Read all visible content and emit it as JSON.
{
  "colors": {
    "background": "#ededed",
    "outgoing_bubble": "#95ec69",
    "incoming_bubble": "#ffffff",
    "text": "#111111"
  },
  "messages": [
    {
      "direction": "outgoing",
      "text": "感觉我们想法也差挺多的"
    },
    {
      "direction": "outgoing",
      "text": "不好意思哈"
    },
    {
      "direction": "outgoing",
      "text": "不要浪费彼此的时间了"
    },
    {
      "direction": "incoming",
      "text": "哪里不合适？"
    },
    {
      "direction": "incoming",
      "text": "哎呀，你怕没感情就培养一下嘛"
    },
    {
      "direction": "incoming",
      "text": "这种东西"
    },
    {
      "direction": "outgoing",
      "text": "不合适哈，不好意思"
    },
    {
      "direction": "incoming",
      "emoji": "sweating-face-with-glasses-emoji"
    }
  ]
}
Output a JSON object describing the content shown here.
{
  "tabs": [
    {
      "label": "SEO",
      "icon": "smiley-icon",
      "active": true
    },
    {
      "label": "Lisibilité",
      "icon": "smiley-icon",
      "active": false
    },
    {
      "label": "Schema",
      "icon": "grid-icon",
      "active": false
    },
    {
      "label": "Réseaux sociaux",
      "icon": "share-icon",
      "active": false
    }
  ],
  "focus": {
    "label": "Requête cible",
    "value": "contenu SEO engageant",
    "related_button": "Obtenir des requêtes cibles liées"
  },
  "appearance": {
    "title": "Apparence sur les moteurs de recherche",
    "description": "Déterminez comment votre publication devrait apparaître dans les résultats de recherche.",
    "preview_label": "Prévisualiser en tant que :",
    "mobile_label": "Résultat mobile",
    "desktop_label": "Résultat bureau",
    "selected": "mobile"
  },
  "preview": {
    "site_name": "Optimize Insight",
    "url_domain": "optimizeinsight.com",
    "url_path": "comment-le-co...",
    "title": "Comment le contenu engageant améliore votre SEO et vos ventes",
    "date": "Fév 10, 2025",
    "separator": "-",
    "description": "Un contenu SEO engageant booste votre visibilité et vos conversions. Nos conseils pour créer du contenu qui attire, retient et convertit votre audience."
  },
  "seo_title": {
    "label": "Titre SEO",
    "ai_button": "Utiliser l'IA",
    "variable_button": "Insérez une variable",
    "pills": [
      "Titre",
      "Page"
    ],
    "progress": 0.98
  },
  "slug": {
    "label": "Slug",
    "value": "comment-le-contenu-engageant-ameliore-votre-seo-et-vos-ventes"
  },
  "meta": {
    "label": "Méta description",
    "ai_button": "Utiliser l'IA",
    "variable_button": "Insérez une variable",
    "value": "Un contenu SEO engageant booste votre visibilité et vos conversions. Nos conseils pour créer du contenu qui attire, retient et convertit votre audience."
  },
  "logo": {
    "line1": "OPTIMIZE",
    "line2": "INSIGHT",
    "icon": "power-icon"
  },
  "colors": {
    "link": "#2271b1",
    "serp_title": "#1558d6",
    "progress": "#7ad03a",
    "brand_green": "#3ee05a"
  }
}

****

» Task brief
Every line above should be retyped exactly as given.

» Output
Read all visible content and emit it as JSON.
{
  "colors": {
    "background": "#ededed",
    "outgoing_bubble": "#95ec69",
    "incoming_bubble": "#ffffff",
    "text": "#111111"
  },
  "messages": [
    {
      "direction": "outgoing",
      "text": "感觉我们想法也差挺多的"
    },
    {
      "direction": "outgoing",
      "text": "不好意思哈"
    },
    {
      "direction": "outgoing",
      "text": "不要浪费彼此的时间了"
    },
    {
      "direction": "incoming",
      "text": "哪里不合适？"
    },
    {
      "direction": "incoming",
      "text": "哎呀，你怕没感情就培养一下嘛"
    },
    {
      "direction": "incoming",
      "text": "这种东西"
    },
    {
      "direction": "outgoing",
      "text": "不合适哈，不好意思"
    },
    {
      "direction": "incoming",
      "emoji": "sweating-face-with-glasses-emoji"
    }
  ]
}
Output a JSON object describing the content shown here.
{
  "tabs": [
    {
      "label": "SEO",
      "icon": "smiley-icon",
      "active": true
    },
    {
      "label": "Lisibilité",
      "icon": "smiley-icon",
      "active": false
    },
    {
      "label": "Schema",
      "icon": "grid-icon",
      "active": false
    },
    {
      "label": "Réseaux sociaux",
      "icon": "share-icon",
      "active": false
    }
  ],
  "focus": {
    "label": "Requête cible",
    "value": "contenu SEO engageant",
    "related_button": "Obtenir des requêtes cibles liées"
  },
  "appearance": {
    "title": "Apparence sur les moteurs de recherche",
    "description": "Déterminez comment votre publication devrait apparaître dans les résultats de recherche.",
    "preview_label": "Prévisualiser en tant que :",
    "mobile_label": "Résultat mobile",
    "desktop_label": "Résultat bureau",
    "selected": "mobile"
  },
  "preview": {
    "site_name": "Optimize Insight",
    "url_domain": "optimizeinsight.com",
    "url_path": "comment-le-co...",
    "title": "Comment le contenu engageant améliore votre SEO et vos ventes",
    "date": "Fév 10, 2025",
    "separator": "-",
    "description": "Un contenu SEO engageant booste votre visibilité et vos conversions. Nos conseils pour créer du contenu qui attire, retient et convertit votre audience."
  },
  "seo_title": {
    "label": "Titre SEO",
    "ai_button": "Utiliser l'IA",
    "variable_button": "Insérez une variable",
    "pills": [
      "Titre",
      "Page"
    ],
    "progress": 0.98
  },
  "slug": {
    "label": "Slug",
    "value": "comment-le-contenu-engageant-ameliore-votre-seo-et-vos-ventes"
  },
  "meta": {
    "label": "Méta description",
    "ai_button": "Utiliser l'IA",
    "variable_button": "Insérez une variable",
    "value": "Un contenu SEO engageant booste votre visibilité et vos conversions. Nos conseils pour créer du contenu qui attire, retient et convertit votre audience."
  },
  "logo": {
    "line1": "OPTIMIZE",
    "line2": "INSIGHT",
    "icon": "power-icon"
  },
  "colors": {
    "link": "#2271b1",
    "serp_title": "#1558d6",
    "progress": "#7ad03a",
    "brand_green": "#3ee05a"
  }
}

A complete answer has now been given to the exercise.